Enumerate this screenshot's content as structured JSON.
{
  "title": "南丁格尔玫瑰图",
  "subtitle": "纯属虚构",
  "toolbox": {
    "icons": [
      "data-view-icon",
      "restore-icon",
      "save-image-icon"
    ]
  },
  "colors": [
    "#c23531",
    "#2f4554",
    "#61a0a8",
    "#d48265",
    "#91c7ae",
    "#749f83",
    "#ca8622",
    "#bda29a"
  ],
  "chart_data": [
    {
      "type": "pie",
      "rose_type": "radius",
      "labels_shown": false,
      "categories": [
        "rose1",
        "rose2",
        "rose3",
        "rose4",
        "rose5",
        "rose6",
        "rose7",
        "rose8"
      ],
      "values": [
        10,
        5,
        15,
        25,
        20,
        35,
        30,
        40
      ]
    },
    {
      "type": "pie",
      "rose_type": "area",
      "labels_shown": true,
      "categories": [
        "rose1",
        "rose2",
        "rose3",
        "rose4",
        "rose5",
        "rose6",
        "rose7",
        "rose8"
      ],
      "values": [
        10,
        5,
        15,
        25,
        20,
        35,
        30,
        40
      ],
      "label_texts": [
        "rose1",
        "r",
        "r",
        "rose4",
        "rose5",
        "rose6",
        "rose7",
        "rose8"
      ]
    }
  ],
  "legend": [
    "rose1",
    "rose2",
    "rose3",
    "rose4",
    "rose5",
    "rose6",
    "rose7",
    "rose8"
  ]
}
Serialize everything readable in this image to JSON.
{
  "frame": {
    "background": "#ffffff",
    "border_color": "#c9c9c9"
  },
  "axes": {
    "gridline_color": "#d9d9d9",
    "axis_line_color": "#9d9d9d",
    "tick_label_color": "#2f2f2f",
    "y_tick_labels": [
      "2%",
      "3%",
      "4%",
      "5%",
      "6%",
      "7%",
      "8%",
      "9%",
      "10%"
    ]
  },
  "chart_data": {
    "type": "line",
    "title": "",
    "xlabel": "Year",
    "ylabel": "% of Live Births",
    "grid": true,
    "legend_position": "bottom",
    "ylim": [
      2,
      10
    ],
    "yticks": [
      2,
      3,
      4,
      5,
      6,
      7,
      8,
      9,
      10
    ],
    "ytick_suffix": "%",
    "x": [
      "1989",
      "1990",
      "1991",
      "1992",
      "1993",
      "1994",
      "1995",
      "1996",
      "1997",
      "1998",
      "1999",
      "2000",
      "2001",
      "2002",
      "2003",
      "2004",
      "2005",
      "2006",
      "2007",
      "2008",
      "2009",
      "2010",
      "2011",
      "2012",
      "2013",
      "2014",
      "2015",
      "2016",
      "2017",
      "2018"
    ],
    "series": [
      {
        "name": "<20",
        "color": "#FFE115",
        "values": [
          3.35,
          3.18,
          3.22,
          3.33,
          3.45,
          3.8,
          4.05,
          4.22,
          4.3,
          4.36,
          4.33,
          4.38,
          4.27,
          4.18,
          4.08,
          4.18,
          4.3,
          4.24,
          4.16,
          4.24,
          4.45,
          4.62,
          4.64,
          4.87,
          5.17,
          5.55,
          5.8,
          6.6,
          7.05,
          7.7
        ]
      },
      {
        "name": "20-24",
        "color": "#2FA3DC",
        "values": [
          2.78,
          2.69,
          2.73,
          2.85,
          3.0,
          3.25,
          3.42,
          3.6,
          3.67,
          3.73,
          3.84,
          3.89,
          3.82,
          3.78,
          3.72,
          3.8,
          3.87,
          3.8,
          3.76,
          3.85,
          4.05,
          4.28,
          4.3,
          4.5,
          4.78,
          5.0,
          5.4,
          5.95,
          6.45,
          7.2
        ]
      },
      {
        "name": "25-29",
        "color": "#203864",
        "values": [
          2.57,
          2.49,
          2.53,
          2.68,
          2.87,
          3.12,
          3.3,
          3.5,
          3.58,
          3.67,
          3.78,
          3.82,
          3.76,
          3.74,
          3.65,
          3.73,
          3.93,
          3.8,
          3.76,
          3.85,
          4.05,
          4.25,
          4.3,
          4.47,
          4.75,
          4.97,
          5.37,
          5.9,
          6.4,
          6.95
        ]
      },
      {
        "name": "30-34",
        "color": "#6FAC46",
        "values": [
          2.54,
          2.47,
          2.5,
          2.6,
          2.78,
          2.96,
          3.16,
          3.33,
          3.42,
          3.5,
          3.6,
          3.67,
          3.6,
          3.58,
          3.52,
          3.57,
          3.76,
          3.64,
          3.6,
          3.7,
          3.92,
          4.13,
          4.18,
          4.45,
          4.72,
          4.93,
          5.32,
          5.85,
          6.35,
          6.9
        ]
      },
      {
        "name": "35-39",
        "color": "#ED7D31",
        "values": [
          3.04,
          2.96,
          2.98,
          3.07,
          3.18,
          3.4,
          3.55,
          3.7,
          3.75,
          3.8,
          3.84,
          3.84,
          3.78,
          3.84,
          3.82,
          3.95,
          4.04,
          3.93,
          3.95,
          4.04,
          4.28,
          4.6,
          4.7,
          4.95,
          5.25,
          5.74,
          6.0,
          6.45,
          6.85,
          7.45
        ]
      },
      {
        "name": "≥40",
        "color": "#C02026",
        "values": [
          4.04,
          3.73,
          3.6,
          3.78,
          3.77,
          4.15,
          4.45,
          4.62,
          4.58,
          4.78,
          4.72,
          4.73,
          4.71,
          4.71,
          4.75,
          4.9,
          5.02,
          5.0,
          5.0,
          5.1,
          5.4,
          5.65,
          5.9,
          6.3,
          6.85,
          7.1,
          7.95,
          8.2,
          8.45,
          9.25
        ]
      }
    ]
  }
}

________________

## [WHAT IS EXPECTED]
Pick out, from the lines above, every one that contains the string "name".

## [SOLVED PROBLEM]
        "name": "<20",
        "name": "20-24",
        "name": "25-29",
        "name": "30-34",
        "name": "35-39",
        "name": "≥40",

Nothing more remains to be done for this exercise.